*Exercise aim*.
Check each line of the records below for the word "label" and copy those where it appears.

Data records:
________________

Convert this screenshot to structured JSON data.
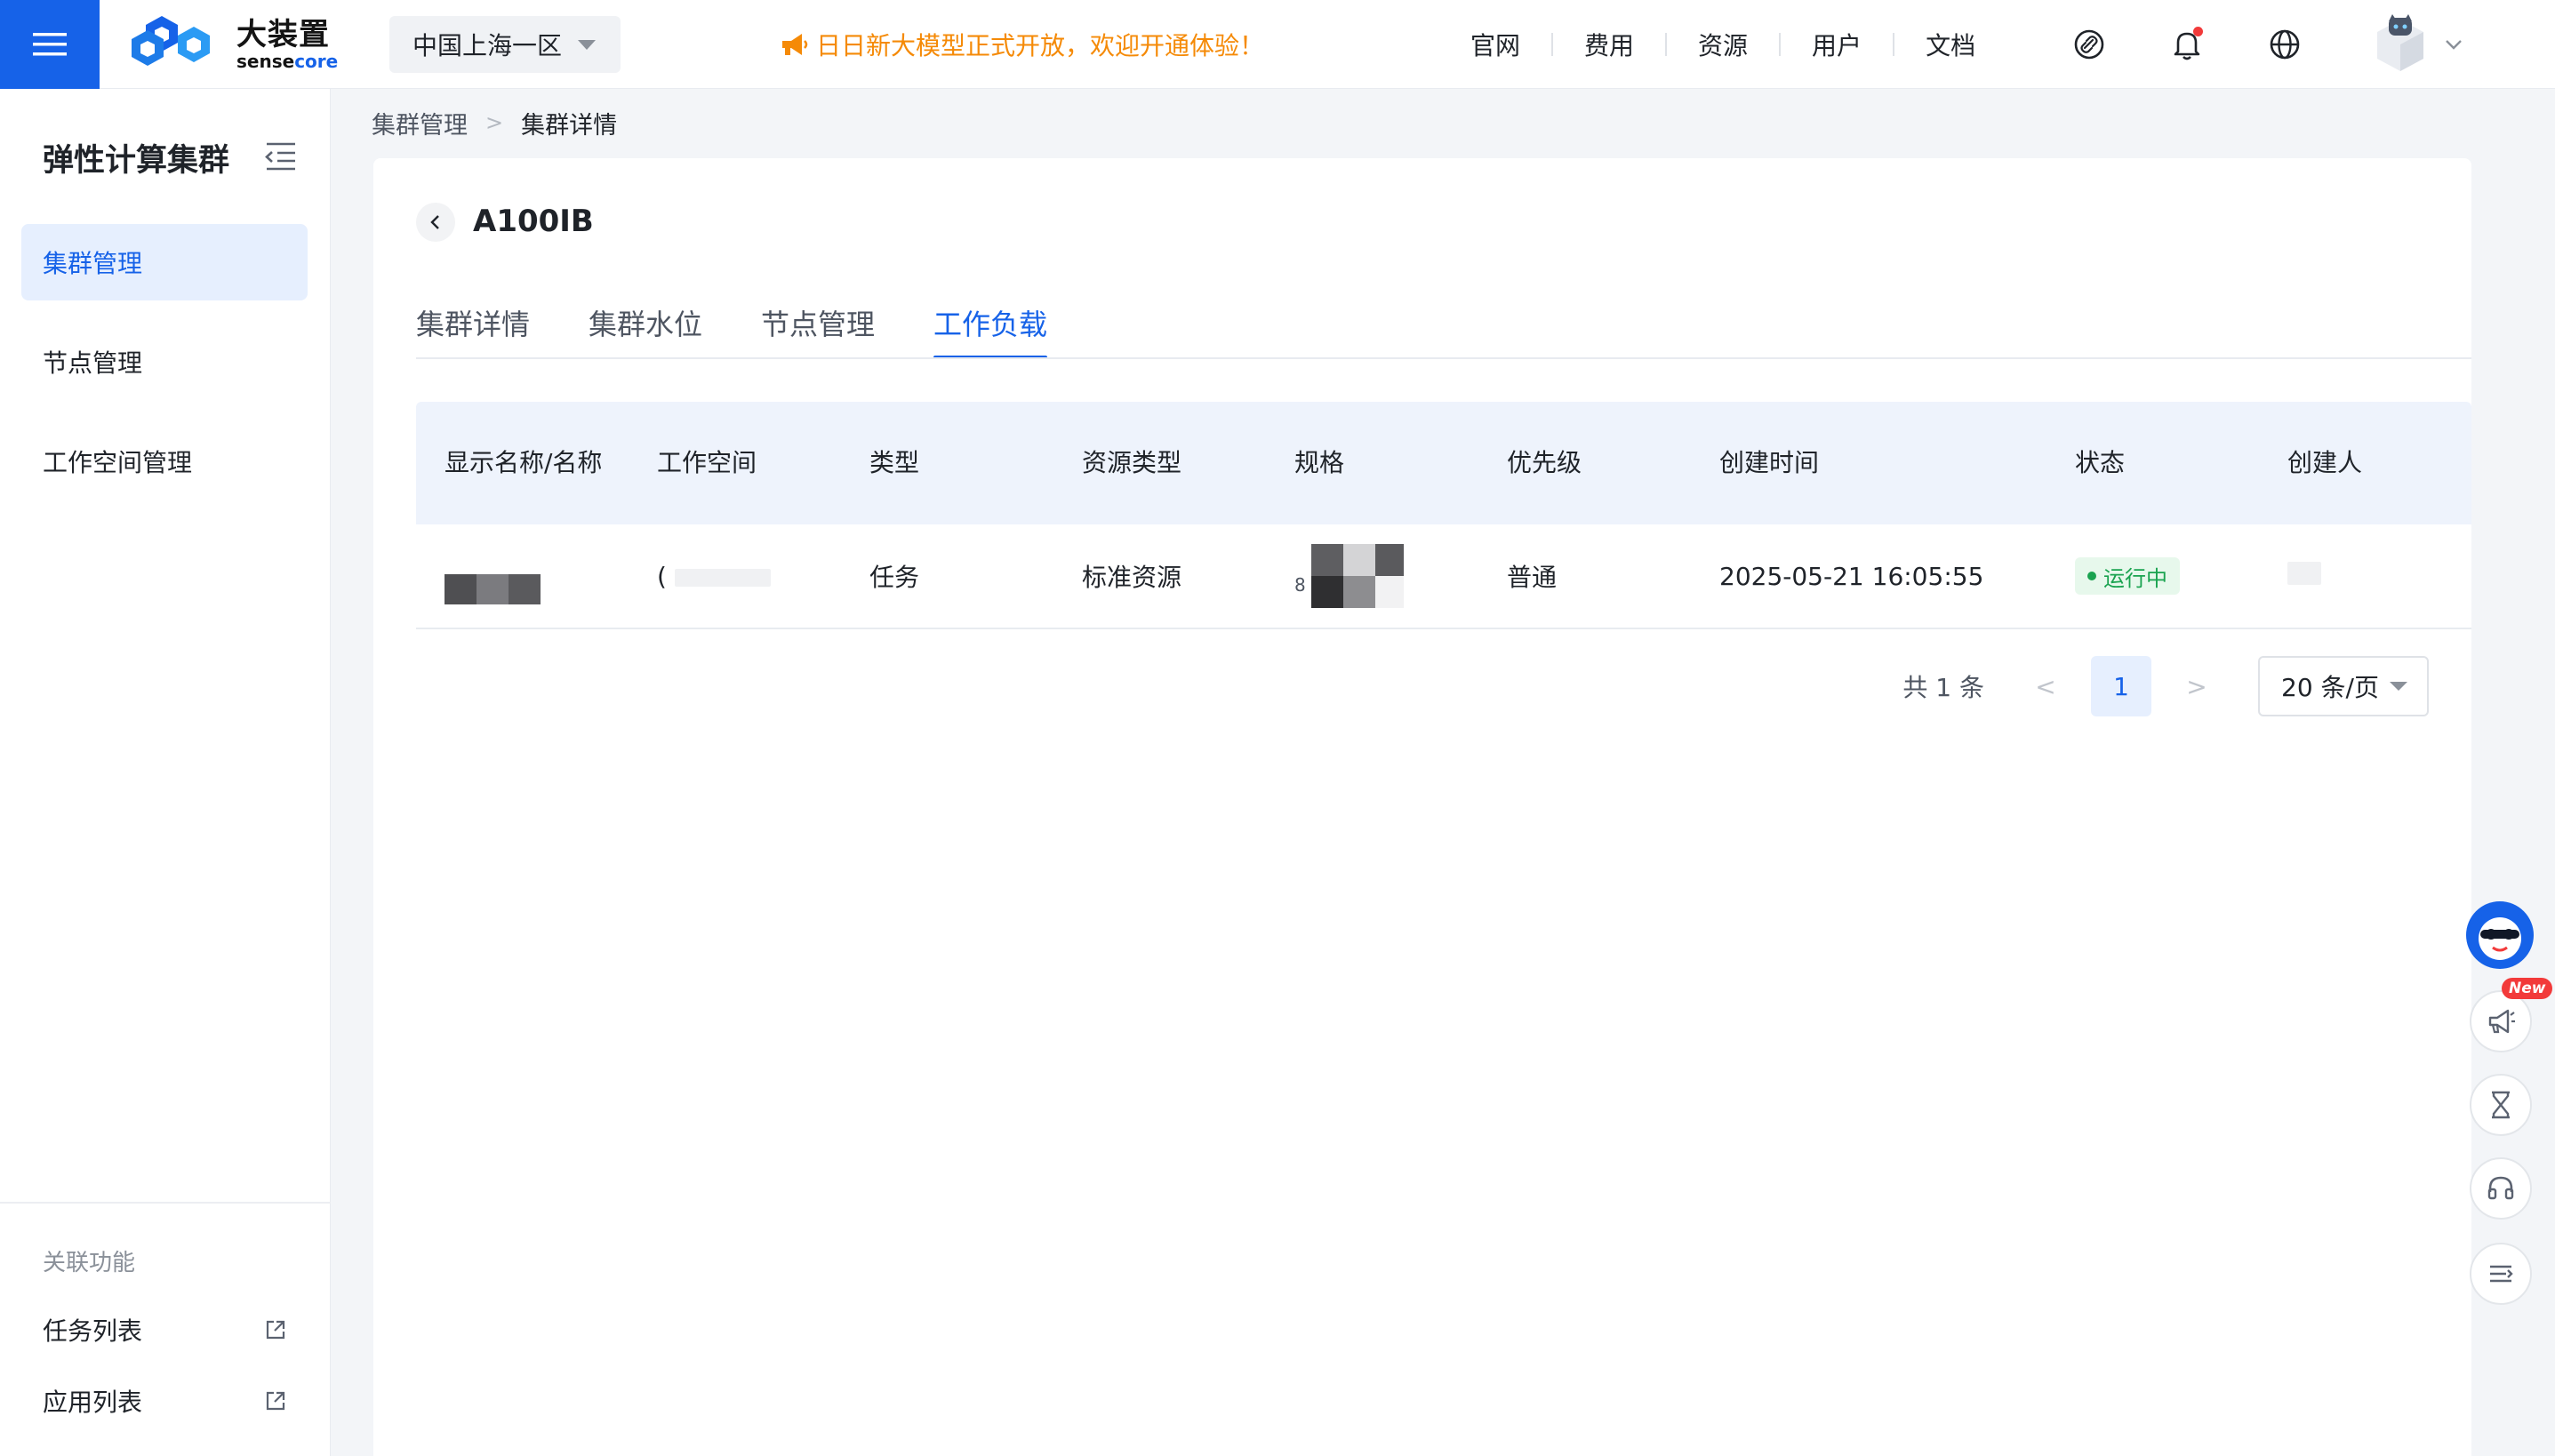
{
  "header": {
    "menu_icon": "hamburger-menu-icon",
    "brand_cn": "大装置",
    "brand_en_a": "sense",
    "brand_en_b": "core",
    "region": "中国上海一区",
    "announcement": "日日新大模型正式开放，欢迎开通体验！",
    "nav": [
      "官网",
      "费用",
      "资源",
      "用户",
      "文档"
    ],
    "icons": [
      "link-circle-icon",
      "bell-icon",
      "globe-icon",
      "user-avatar",
      "chevron-down-icon"
    ]
  },
  "sidebar": {
    "title": "弹性计算集群",
    "items": [
      {
        "label": "集群管理",
        "active": true
      },
      {
        "label": "节点管理",
        "active": false
      },
      {
        "label": "工作空间管理",
        "active": false
      }
    ],
    "section_title": "关联功能",
    "links": [
      {
        "label": "任务列表",
        "icon": "external-link-icon"
      },
      {
        "label": "应用列表",
        "icon": "external-link-icon"
      }
    ]
  },
  "breadcrumb": {
    "items": [
      "集群管理",
      "集群详情"
    ],
    "separator": ">"
  },
  "detail": {
    "title": "A100IB",
    "tabs": [
      {
        "label": "集群详情",
        "active": false
      },
      {
        "label": "集群水位",
        "active": false
      },
      {
        "label": "节点管理",
        "active": false
      },
      {
        "label": "工作负载",
        "active": true
      }
    ]
  },
  "table": {
    "columns": [
      "显示名称/名称",
      "工作空间",
      "类型",
      "资源类型",
      "规格",
      "优先级",
      "创建时间",
      "状态",
      "创建人"
    ],
    "rows": [
      {
        "name": "",
        "workspace": "(",
        "type": "任务",
        "resource_type": "标准资源",
        "spec": "8",
        "priority": "普通",
        "created_at": "2025-05-21 16:05:55",
        "status": "运行中",
        "creator": ""
      }
    ]
  },
  "pagination": {
    "total_text": "共 1 条",
    "prev": "<",
    "current_page": "1",
    "next": ">",
    "page_size": "20 条/页"
  },
  "float_tools": {
    "new_badge": "New",
    "icons": [
      "assistant-avatar-icon",
      "megaphone-icon",
      "hourglass-icon",
      "headset-icon",
      "list-collapse-icon"
    ]
  },
  "colors": {
    "primary": "#1662e8",
    "announcement": "#f58a07",
    "status_running": "#1aa350",
    "notification_dot": "#f23a3a"
  }
}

________________

*Exercise output*.
        "label": "集群管理",
        "label": "节点管理",
        "label": "工作空间管理",
        "label": "任务列表",
        "label": "应用列表",
        "label": "集群详情",
        "label": "集群水位",
        "label": "节点管理",
        "label": "工作负载",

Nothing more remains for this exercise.